### [Task material]

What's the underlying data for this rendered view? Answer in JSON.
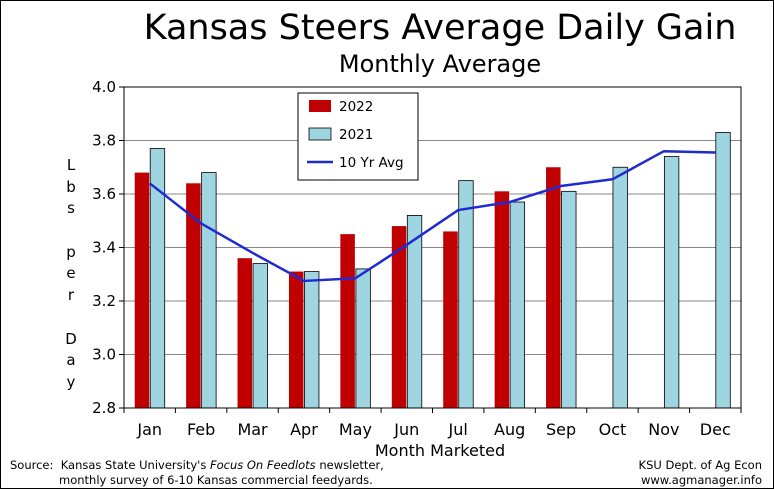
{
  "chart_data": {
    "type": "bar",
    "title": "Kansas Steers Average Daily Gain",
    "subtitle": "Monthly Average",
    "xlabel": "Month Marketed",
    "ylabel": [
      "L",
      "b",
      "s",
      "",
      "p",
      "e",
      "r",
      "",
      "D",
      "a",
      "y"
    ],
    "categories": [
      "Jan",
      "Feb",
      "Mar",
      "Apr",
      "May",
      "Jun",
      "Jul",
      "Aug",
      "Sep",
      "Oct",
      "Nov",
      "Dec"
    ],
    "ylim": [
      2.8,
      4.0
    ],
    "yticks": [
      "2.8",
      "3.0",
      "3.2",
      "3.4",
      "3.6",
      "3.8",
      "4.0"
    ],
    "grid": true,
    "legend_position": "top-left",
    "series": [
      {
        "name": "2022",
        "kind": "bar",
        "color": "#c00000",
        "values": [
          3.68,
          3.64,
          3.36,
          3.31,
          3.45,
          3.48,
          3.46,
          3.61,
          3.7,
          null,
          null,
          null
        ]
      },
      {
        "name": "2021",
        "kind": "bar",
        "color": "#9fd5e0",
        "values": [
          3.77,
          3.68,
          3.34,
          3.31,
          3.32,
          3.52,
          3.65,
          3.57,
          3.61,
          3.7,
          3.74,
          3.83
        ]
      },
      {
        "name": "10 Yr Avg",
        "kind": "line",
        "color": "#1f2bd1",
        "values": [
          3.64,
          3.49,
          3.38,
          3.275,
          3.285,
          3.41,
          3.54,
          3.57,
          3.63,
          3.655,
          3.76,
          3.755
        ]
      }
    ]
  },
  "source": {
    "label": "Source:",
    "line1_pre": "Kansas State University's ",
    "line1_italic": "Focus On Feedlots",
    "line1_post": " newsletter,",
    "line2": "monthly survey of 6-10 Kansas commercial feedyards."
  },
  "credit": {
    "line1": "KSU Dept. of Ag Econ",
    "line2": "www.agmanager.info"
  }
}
...
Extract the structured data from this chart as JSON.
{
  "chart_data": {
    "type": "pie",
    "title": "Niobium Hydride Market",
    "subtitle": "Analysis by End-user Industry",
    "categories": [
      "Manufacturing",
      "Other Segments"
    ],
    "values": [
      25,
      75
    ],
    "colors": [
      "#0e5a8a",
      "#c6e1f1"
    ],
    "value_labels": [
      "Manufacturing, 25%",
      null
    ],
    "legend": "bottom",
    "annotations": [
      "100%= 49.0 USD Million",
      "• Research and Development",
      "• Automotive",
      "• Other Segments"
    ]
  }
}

### [Work to complete]
Above are the records. Copy every line in them holding "Kansas".

### [Written solution]
    "title": "Kansas Steers Average Daily Gain",
    "line1_pre": "Kansas State University's ",
    "line2": "monthly survey of 6-10 Kansas commercial feedyards."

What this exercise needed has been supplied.